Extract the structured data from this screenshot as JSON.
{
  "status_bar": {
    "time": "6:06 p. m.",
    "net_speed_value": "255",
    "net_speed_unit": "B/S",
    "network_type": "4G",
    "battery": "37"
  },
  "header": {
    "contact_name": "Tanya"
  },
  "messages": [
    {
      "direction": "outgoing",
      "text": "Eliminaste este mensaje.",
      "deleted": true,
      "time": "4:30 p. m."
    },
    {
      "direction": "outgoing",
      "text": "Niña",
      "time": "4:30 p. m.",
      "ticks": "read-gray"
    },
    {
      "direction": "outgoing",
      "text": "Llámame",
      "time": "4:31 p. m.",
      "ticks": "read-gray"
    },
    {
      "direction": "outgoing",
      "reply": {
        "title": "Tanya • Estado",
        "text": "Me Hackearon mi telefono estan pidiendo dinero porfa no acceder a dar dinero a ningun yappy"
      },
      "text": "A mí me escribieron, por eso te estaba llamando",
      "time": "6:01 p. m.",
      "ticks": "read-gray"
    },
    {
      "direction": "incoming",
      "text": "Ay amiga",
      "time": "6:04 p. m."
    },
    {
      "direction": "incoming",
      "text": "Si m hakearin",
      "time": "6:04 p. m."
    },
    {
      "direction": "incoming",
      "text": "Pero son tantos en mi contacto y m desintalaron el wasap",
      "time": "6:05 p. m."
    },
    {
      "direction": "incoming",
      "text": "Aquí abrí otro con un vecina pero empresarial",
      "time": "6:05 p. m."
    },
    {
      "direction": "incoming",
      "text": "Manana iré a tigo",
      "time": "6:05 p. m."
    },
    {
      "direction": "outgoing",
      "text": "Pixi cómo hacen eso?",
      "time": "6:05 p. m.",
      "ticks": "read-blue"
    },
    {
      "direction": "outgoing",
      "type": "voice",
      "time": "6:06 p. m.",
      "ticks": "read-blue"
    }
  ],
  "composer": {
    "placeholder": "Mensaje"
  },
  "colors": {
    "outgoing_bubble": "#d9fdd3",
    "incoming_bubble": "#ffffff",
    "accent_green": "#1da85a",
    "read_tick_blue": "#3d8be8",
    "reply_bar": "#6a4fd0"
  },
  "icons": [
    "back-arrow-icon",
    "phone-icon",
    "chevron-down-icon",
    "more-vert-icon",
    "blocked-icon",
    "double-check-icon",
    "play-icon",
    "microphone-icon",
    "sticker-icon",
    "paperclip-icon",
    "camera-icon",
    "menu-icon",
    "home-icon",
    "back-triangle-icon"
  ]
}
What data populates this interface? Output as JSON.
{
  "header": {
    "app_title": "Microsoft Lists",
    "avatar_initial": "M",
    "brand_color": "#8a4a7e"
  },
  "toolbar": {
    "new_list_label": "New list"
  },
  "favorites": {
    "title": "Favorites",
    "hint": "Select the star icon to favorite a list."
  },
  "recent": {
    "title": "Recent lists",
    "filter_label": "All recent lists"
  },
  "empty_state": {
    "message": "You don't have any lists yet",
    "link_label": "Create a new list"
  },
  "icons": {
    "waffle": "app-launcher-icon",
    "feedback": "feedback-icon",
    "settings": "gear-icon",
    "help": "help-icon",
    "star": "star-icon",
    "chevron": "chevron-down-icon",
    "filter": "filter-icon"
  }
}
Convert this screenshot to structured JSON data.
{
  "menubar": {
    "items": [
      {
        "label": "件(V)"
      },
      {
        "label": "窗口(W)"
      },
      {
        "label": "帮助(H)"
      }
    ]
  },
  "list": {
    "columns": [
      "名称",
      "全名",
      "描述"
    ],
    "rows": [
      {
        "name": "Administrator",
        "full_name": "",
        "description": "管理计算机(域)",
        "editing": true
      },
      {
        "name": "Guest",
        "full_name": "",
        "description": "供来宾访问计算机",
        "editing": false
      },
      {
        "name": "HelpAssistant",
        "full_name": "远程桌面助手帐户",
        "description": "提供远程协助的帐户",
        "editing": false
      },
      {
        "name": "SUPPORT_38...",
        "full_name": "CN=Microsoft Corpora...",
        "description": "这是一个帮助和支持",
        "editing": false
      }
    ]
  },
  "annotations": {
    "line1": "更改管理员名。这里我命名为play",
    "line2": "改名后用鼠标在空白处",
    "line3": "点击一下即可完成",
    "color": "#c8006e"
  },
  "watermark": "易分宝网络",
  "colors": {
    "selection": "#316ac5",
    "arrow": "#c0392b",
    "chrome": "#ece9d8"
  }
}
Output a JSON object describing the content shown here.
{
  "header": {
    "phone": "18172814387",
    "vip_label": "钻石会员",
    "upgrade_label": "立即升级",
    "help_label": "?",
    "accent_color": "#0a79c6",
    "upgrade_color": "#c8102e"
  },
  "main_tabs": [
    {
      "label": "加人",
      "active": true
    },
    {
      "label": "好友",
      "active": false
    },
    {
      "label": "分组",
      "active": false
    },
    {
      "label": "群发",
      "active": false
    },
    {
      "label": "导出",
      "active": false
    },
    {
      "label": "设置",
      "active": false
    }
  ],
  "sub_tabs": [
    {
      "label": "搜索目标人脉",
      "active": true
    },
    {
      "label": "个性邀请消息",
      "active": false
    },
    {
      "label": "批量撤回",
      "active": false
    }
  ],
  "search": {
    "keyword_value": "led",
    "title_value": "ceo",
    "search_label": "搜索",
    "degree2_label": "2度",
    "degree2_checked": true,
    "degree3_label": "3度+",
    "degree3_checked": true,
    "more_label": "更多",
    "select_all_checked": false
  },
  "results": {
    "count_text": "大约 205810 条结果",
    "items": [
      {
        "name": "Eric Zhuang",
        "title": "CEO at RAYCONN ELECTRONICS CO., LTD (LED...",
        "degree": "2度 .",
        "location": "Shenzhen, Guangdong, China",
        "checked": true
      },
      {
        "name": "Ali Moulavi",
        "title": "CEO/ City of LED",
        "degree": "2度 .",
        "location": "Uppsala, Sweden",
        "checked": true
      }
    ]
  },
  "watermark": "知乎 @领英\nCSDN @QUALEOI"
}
--
■ What the task requires ■
Word for word, extract all the records.

■ Response to this task ■
Extract the structured data from this screenshot as JSON.
{
  "status_bar": {
    "time": "6:06 p. m.",
    "net_speed_value": "255",
    "net_speed_unit": "B/S",
    "network_type": "4G",
    "battery": "37"
  },
  "header": {
    "contact_name": "Tanya"
  },
  "messages": [
    {
      "direction": "outgoing",
      "text": "Eliminaste este mensaje.",
      "deleted": true,
      "time": "4:30 p. m."
    },
    {
      "direction": "outgoing",
      "text": "Niña",
      "time": "4:30 p. m.",
      "ticks": "read-gray"
    },
    {
      "direction": "outgoing",
      "text": "Llámame",
      "time": "4:31 p. m.",
      "ticks": "read-gray"
    },
    {
      "direction": "outgoing",
      "reply": {
        "title": "Tanya • Estado",
        "text": "Me Hackearon mi telefono estan pidiendo dinero porfa no acceder a dar dinero a ningun yappy"
      },
      "text": "A mí me escribieron, por eso te estaba llamando",
      "time": "6:01 p. m.",
      "ticks": "read-gray"
    },
    {
      "direction": "incoming",
      "text": "Ay amiga",
      "time": "6:04 p. m."
    },
    {
      "direction": "incoming",
      "text": "Si m hakearin",
      "time": "6:04 p. m."
    },
    {
      "direction": "incoming",
      "text": "Pero son tantos en mi contacto y m desintalaron el wasap",
      "time": "6:05 p. m."
    },
    {
      "direction": "incoming",
      "text": "Aquí abrí otro con un vecina pero empresarial",
      "time": "6:05 p. m."
    },
    {
      "direction": "incoming",
      "text": "Manana iré a tigo",
      "time": "6:05 p. m."
    },
    {
      "direction": "outgoing",
      "text": "Pixi cómo hacen eso?",
      "time": "6:05 p. m.",
      "ticks": "read-blue"
    },
    {
      "direction": "outgoing",
      "type": "voice",
      "time": "6:06 p. m.",
      "ticks": "read-blue"
    }
  ],
  "composer": {
    "placeholder": "Mensaje"
  },
  "colors": {
    "outgoing_bubble": "#d9fdd3",
    "incoming_bubble": "#ffffff",
    "accent_green": "#1da85a",
    "read_tick_blue": "#3d8be8",
    "reply_bar": "#6a4fd0"
  },
  "icons": [
    "back-arrow-icon",
    "phone-icon",
    "chevron-down-icon",
    "more-vert-icon",
    "blocked-icon",
    "double-check-icon",
    "play-icon",
    "microphone-icon",
    "sticker-icon",
    "paperclip-icon",
    "camera-icon",
    "menu-icon",
    "home-icon",
    "back-triangle-icon"
  ]
}
What data populates this interface? Output as JSON.
{
  "header": {
    "app_title": "Microsoft Lists",
    "avatar_initial": "M",
    "brand_color": "#8a4a7e"
  },
  "toolbar": {
    "new_list_label": "New list"
  },
  "favorites": {
    "title": "Favorites",
    "hint": "Select the star icon to favorite a list."
  },
  "recent": {
    "title": "Recent lists",
    "filter_label": "All recent lists"
  },
  "empty_state": {
    "message": "You don't have any lists yet",
    "link_label": "Create a new list"
  },
  "icons": {
    "waffle": "app-launcher-icon",
    "feedback": "feedback-icon",
    "settings": "gear-icon",
    "help": "help-icon",
    "star": "star-icon",
    "chevron": "chevron-down-icon",
    "filter": "filter-icon"
  }
}
Convert this screenshot to structured JSON data.
{
  "menubar": {
    "items": [
      {
        "label": "件(V)"
      },
      {
        "label": "窗口(W)"
      },
      {
        "label": "帮助(H)"
      }
    ]
  },
  "list": {
    "columns": [
      "名称",
      "全名",
      "描述"
    ],
    "rows": [
      {
        "name": "Administrator",
        "full_name": "",
        "description": "管理计算机(域)",
        "editing": true
      },
      {
        "name": "Guest",
        "full_name": "",
        "description": "供来宾访问计算机",
        "editing": false
      },
      {
        "name": "HelpAssistant",
        "full_name": "远程桌面助手帐户",
        "description": "提供远程协助的帐户",
        "editing": false
      },
      {
        "name": "SUPPORT_38...",
        "full_name": "CN=Microsoft Corpora...",
        "description": "这是一个帮助和支持",
        "editing": false
      }
    ]
  },
  "annotations": {
    "line1": "更改管理员名。这里我命名为play",
    "line2": "改名后用鼠标在空白处",
    "line3": "点击一下即可完成",
    "color": "#c8006e"
  },
  "watermark": "易分宝网络",
  "colors": {
    "selection": "#316ac5",
    "arrow": "#c0392b",
    "chrome": "#ece9d8"
  }
}
Output a JSON object describing the content shown here.
{
  "header": {
    "phone": "18172814387",
    "vip_label": "钻石会员",
    "upgrade_label": "立即升级",
    "help_label": "?",
    "accent_color": "#0a79c6",
    "upgrade_color": "#c8102e"
  },
  "main_tabs": [
    {
      "label": "加人",
      "active": true
    },
    {
      "label": "好友",
      "active": false
    },
    {
      "label": "分组",
      "active": false
    },
    {
      "label": "群发",
      "active": false
    },
    {
      "label": "导出",
      "active": false
    },
    {
      "label": "设置",
      "active": false
    }
  ],
  "sub_tabs": [
    {
      "label": "搜索目标人脉",
      "active": true
    },
    {
      "label": "个性邀请消息",
      "active": false
    },
    {
      "label": "批量撤回",
      "active": false
    }
  ],
  "search": {
    "keyword_value": "led",
    "title_value": "ceo",
    "search_label": "搜索",
    "degree2_label": "2度",
    "degree2_checked": true,
    "degree3_label": "3度+",
    "degree3_checked": true,
    "more_label": "更多",
    "select_all_checked": false
  },
  "results": {
    "count_text": "大约 205810 条结果",
    "items": [
      {
        "name": "Eric Zhuang",
        "title": "CEO at RAYCONN ELECTRONICS CO., LTD (LED...",
        "degree": "2度 .",
        "location": "Shenzhen, Guangdong, China",
        "checked": true
      },
      {
        "name": "Ali Moulavi",
        "title": "CEO/ City of LED",
        "degree": "2度 .",
        "location": "Uppsala, Sweden",
        "checked": true
      }
    ]
  },
  "watermark": "知乎 @领英\nCSDN @QUALEOI"
}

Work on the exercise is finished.